(Dataset items)

◆ ◆ ◆ ◆ ◆

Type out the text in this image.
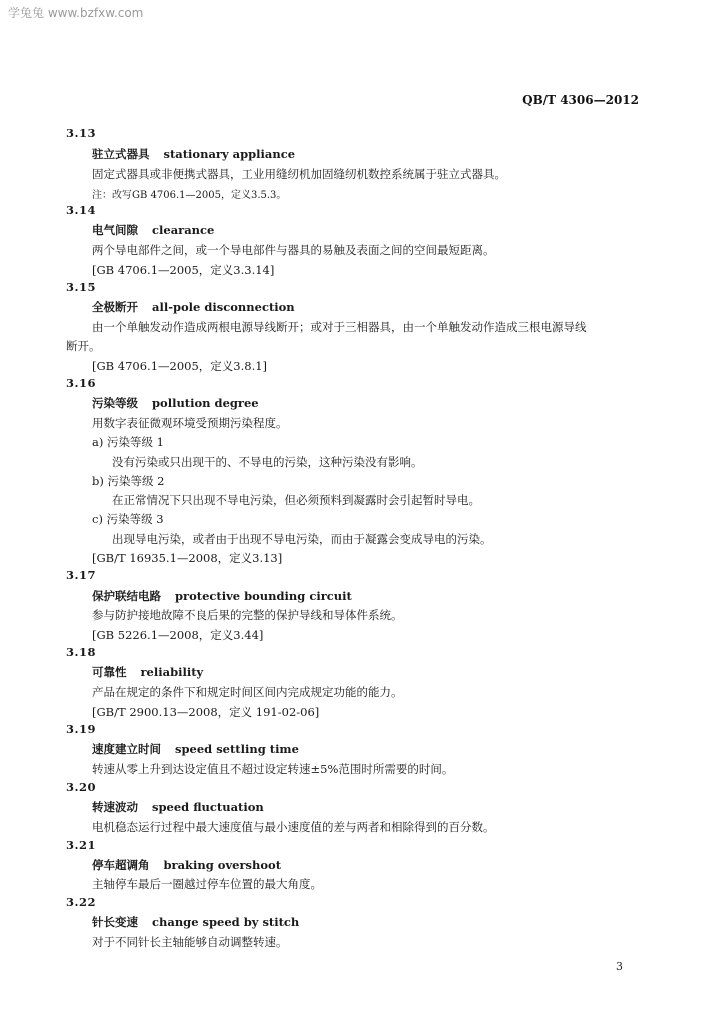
学兔兔 www.bzfxw.com
QB/T 4306—2012
3.13
驻立式器具 stationary appliance
固定式器具或非便携式器具，工业用缝纫机加固缝纫机数控系统属于驻立式器具。
注：改写GB 4706.1—2005，定义3.5.3。
3.14
电气间隙 clearance
两个导电部件之间，或一个导电部件与器具的易触及表面之间的空间最短距离。
[GB 4706.1—2005，定义3.3.14]
3.15
全极断开 all-pole disconnection
由一个单触发动作造成两根电源导线断开；或对于三相器具，由一个单触发动作造成三根电源导线
断开。
[GB 4706.1—2005，定义3.8.1]
3.16
污染等级 pollution degree
用数字表征微观环境受预期污染程度。
a) 污染等级 1
没有污染或只出现干的、不导电的污染，这种污染没有影响。
b) 污染等级 2
在正常情况下只出现不导电污染，但必须预料到凝露时会引起暂时导电。
c) 污染等级 3
出现导电污染，或者由于出现不导电污染，而由于凝露会变成导电的污染。
[GB/T 16935.1—2008，定义3.13]
3.17
保护联结电路 protective bounding circuit
参与防护接地故障不良后果的完整的保护导线和导体件系统。
[GB 5226.1—2008，定义3.44]
3.18
可靠性 reliability
产品在规定的条件下和规定时间区间内完成规定功能的能力。
[GB/T 2900.13—2008，定义 191-02-06]
3.19
速度建立时间 speed settling time
转速从零上升到达设定值且不超过设定转速±5%范围时所需要的时间。
3.20
转速波动 speed fluctuation
电机稳态运行过程中最大速度值与最小速度值的差与两者和相除得到的百分数。
3.21
停车超调角 braking overshoot
主轴停车最后一圈越过停车位置的最大角度。
3.22
针长变速 change speed by stitch
对于不同针长主轴能够自动调整转速。
3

◆ ◆ ◆ ◆ ◆

> Exercise requirements:
Restate the data above exactly, stripping out each image.

> Finished answer:
Type out the text in this image.
学兔兔 www.bzfxw.com
QB/T 4306—2012
3.13
驻立式器具 stationary appliance
固定式器具或非便携式器具，工业用缝纫机加固缝纫机数控系统属于驻立式器具。
注：改写GB 4706.1—2005，定义3.5.3。
3.14
电气间隙 clearance
两个导电部件之间，或一个导电部件与器具的易触及表面之间的空间最短距离。
[GB 4706.1—2005，定义3.3.14]
3.15
全极断开 all-pole disconnection
由一个单触发动作造成两根电源导线断开；或对于三相器具，由一个单触发动作造成三根电源导线
断开。
[GB 4706.1—2005，定义3.8.1]
3.16
污染等级 pollution degree
用数字表征微观环境受预期污染程度。
a) 污染等级 1
没有污染或只出现干的、不导电的污染，这种污染没有影响。
b) 污染等级 2
在正常情况下只出现不导电污染，但必须预料到凝露时会引起暂时导电。
c) 污染等级 3
出现导电污染，或者由于出现不导电污染，而由于凝露会变成导电的污染。
[GB/T 16935.1—2008，定义3.13]
3.17
保护联结电路 protective bounding circuit
参与防护接地故障不良后果的完整的保护导线和导体件系统。
[GB 5226.1—2008，定义3.44]
3.18
可靠性 reliability
产品在规定的条件下和规定时间区间内完成规定功能的能力。
[GB/T 2900.13—2008，定义 191-02-06]
3.19
速度建立时间 speed settling time
转速从零上升到达设定值且不超过设定转速±5%范围时所需要的时间。
3.20
转速波动 speed fluctuation
电机稳态运行过程中最大速度值与最小速度值的差与两者和相除得到的百分数。
3.21
停车超调角 braking overshoot
主轴停车最后一圈越过停车位置的最大角度。
3.22
针长变速 change speed by stitch
对于不同针长主轴能够自动调整转速。
3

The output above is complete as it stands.